Set task:
Return a copy of every line in the records that includes the word "understand".

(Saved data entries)
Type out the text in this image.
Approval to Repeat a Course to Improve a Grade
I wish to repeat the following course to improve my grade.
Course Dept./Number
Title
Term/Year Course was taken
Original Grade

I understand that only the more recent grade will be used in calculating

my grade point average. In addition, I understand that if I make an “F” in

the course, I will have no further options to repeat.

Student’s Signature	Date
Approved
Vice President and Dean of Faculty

--

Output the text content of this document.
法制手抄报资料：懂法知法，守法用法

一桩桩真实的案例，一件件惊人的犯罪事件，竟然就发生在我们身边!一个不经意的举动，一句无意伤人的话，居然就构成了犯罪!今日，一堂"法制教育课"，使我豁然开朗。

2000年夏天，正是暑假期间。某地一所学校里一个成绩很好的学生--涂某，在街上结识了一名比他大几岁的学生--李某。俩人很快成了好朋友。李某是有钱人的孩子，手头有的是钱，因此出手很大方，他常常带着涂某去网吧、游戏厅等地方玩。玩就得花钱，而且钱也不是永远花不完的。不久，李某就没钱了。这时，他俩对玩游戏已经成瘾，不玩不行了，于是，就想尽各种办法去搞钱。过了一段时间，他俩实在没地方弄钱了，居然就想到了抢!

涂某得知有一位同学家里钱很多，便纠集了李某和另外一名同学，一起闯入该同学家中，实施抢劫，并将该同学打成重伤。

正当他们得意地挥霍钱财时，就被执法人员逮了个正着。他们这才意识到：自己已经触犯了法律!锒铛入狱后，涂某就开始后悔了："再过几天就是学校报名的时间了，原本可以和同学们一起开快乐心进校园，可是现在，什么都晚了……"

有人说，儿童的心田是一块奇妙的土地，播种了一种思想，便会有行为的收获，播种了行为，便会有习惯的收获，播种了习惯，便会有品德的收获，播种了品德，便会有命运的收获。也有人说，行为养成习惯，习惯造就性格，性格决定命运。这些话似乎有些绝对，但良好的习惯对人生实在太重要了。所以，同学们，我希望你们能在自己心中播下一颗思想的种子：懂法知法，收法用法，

Solved exercise:
I understand that only the more recent grade will be used in calculating
my grade point average. In addition, I understand that if I make an “F” in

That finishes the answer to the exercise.